Aim: Your task is to copy every line of the records below that contains "this".

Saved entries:

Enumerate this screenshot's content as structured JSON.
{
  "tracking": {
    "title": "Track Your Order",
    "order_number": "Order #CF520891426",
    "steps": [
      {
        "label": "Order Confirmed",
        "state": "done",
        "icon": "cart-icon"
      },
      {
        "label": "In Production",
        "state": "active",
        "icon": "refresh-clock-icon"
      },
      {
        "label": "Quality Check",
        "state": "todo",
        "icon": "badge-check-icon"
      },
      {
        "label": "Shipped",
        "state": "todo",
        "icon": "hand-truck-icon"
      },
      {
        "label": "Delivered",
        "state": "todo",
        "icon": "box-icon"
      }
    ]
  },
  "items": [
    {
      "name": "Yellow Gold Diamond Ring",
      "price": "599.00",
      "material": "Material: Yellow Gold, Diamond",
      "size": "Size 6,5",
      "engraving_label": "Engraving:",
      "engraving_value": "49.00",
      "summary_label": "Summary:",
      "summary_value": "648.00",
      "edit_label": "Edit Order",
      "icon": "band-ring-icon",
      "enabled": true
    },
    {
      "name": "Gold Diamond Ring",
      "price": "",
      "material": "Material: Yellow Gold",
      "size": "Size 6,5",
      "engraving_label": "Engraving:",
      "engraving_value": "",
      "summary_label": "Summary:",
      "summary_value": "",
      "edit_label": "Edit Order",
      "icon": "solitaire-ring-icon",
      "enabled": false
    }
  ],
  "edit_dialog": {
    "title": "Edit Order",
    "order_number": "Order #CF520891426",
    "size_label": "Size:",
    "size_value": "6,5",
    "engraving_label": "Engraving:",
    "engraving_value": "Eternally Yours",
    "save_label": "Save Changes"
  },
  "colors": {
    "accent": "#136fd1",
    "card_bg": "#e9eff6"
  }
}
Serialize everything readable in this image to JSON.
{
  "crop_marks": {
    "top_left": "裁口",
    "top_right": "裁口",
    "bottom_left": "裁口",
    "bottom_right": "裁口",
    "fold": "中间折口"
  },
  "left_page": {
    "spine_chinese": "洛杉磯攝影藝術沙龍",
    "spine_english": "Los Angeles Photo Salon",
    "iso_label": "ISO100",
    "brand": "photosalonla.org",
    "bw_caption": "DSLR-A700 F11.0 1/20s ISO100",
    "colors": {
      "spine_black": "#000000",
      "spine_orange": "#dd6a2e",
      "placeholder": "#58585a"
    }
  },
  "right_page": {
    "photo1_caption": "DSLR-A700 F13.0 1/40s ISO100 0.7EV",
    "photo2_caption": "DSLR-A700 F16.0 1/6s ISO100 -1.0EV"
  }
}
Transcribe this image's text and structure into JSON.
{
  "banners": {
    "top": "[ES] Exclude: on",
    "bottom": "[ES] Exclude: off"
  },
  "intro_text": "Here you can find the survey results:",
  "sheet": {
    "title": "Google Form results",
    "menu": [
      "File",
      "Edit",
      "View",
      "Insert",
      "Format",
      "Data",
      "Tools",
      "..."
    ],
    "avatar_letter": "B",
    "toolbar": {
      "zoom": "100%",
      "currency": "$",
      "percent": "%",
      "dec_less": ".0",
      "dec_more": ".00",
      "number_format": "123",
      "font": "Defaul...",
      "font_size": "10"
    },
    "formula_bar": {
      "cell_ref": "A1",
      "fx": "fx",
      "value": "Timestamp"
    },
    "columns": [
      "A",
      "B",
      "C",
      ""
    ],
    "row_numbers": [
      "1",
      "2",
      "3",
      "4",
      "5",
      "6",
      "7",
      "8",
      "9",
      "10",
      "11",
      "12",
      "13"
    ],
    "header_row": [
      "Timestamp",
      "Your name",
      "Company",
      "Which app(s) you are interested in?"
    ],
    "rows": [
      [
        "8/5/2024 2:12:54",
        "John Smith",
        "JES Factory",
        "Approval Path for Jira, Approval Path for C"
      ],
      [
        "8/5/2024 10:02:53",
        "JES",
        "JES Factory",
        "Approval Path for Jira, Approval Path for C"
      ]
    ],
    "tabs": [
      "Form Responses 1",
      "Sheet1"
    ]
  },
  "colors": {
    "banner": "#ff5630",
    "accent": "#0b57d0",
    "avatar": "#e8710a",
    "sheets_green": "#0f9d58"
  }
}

Task answer:
Enumerate this screenshot's content as structured JSON.
Serialize everything readable in this image to JSON.
Transcribe this image's text and structure into JSON.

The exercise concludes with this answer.